— start Material —

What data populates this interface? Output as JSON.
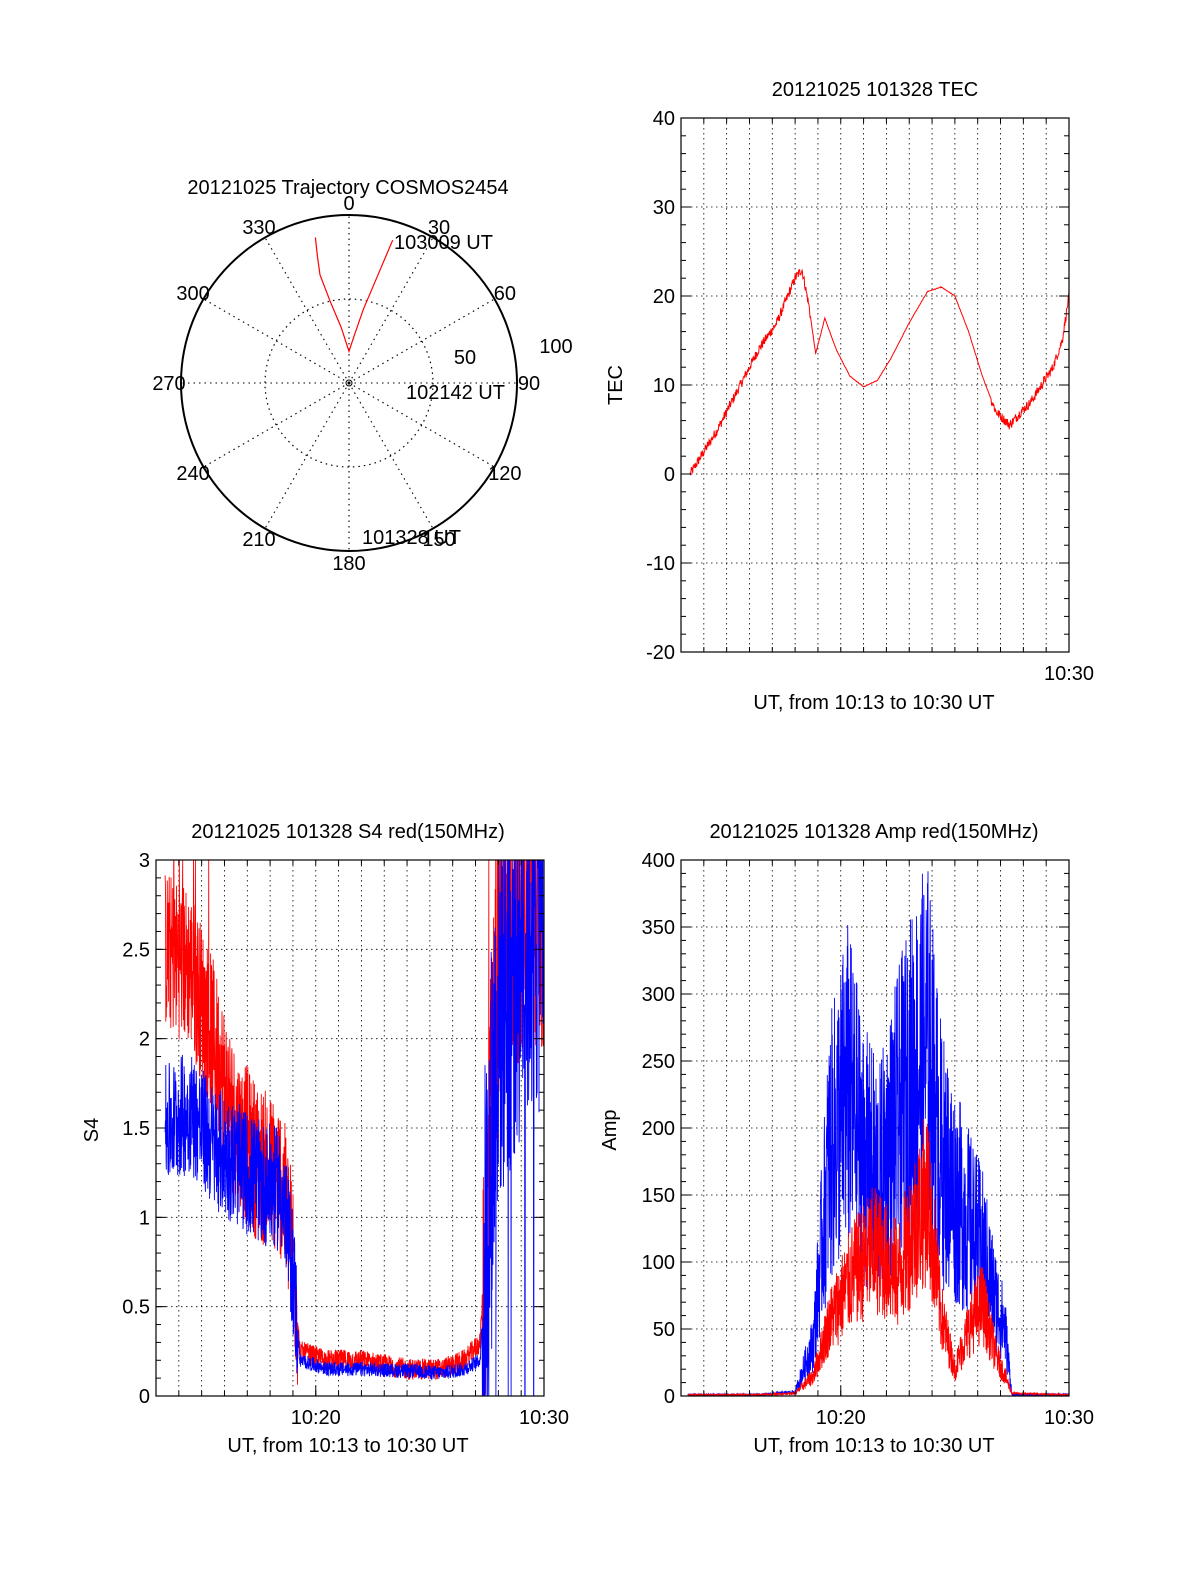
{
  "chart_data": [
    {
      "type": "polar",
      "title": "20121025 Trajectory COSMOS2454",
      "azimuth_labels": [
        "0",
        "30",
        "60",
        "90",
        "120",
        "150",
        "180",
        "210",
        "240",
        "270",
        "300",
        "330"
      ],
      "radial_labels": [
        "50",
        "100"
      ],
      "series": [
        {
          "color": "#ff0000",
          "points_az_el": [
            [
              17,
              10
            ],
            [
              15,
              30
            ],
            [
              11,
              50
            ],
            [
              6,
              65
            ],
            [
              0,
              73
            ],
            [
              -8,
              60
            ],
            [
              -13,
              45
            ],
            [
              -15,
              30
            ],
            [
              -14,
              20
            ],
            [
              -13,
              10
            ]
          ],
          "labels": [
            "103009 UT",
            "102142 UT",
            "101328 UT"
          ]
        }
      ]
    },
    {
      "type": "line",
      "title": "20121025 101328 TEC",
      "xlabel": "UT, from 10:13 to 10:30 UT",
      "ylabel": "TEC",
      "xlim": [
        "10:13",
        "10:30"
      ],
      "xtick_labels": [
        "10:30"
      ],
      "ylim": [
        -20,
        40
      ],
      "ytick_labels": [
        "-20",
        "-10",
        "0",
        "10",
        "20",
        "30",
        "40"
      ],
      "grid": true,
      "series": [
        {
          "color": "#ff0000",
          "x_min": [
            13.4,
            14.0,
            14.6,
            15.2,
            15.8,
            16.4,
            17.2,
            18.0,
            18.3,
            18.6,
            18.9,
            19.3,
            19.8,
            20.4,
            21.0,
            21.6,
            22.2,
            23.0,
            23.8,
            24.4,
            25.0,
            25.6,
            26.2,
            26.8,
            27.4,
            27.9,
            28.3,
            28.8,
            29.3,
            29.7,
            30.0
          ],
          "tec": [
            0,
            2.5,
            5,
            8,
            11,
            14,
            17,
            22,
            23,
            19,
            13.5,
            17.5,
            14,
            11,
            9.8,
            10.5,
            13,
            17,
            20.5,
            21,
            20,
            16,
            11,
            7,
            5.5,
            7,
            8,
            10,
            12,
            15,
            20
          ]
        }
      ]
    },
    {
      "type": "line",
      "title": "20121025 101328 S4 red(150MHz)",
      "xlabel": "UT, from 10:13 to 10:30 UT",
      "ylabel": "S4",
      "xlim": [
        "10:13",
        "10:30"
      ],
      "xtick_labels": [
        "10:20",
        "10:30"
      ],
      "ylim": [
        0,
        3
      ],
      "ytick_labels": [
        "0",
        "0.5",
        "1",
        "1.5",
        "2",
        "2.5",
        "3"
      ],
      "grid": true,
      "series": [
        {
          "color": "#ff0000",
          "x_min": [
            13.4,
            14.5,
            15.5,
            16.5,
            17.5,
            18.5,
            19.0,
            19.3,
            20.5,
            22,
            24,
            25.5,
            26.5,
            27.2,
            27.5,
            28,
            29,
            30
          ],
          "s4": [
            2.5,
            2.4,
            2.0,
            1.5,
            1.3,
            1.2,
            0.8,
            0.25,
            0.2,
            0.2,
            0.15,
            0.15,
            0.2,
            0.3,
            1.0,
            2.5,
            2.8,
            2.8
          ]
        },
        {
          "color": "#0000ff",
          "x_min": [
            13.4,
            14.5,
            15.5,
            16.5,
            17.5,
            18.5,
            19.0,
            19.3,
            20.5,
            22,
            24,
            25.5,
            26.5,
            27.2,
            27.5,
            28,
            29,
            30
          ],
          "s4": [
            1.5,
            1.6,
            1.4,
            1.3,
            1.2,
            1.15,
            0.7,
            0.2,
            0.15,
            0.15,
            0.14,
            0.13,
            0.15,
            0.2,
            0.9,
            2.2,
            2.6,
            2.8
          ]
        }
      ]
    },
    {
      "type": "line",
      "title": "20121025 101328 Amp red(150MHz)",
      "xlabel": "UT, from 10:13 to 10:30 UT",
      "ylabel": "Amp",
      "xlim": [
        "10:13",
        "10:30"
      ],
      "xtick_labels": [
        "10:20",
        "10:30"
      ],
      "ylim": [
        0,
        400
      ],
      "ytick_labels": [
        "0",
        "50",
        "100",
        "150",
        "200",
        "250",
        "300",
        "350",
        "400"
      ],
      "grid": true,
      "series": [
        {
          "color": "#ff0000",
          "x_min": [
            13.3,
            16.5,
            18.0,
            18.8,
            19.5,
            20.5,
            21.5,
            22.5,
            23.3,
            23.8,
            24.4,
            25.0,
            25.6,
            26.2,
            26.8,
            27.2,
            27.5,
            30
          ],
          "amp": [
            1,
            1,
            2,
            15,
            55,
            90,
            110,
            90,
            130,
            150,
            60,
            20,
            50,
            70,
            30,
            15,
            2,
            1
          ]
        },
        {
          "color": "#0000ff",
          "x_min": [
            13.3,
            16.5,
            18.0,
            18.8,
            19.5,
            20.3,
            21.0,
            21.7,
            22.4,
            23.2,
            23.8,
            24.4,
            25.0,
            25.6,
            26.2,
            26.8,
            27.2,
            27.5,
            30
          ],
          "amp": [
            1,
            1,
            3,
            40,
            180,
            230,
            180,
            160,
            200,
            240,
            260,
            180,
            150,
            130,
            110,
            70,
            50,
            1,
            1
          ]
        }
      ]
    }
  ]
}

— end Material —

Exercise goal: Which lines hold the string "title"? List them all.

Solution to this task:
      "title": "20121025 Trajectory COSMOS2454",
      "title": "20121025 101328 TEC",
      "title": "20121025 101328 S4 red(150MHz)",
      "title": "20121025 101328 Amp red(150MHz)",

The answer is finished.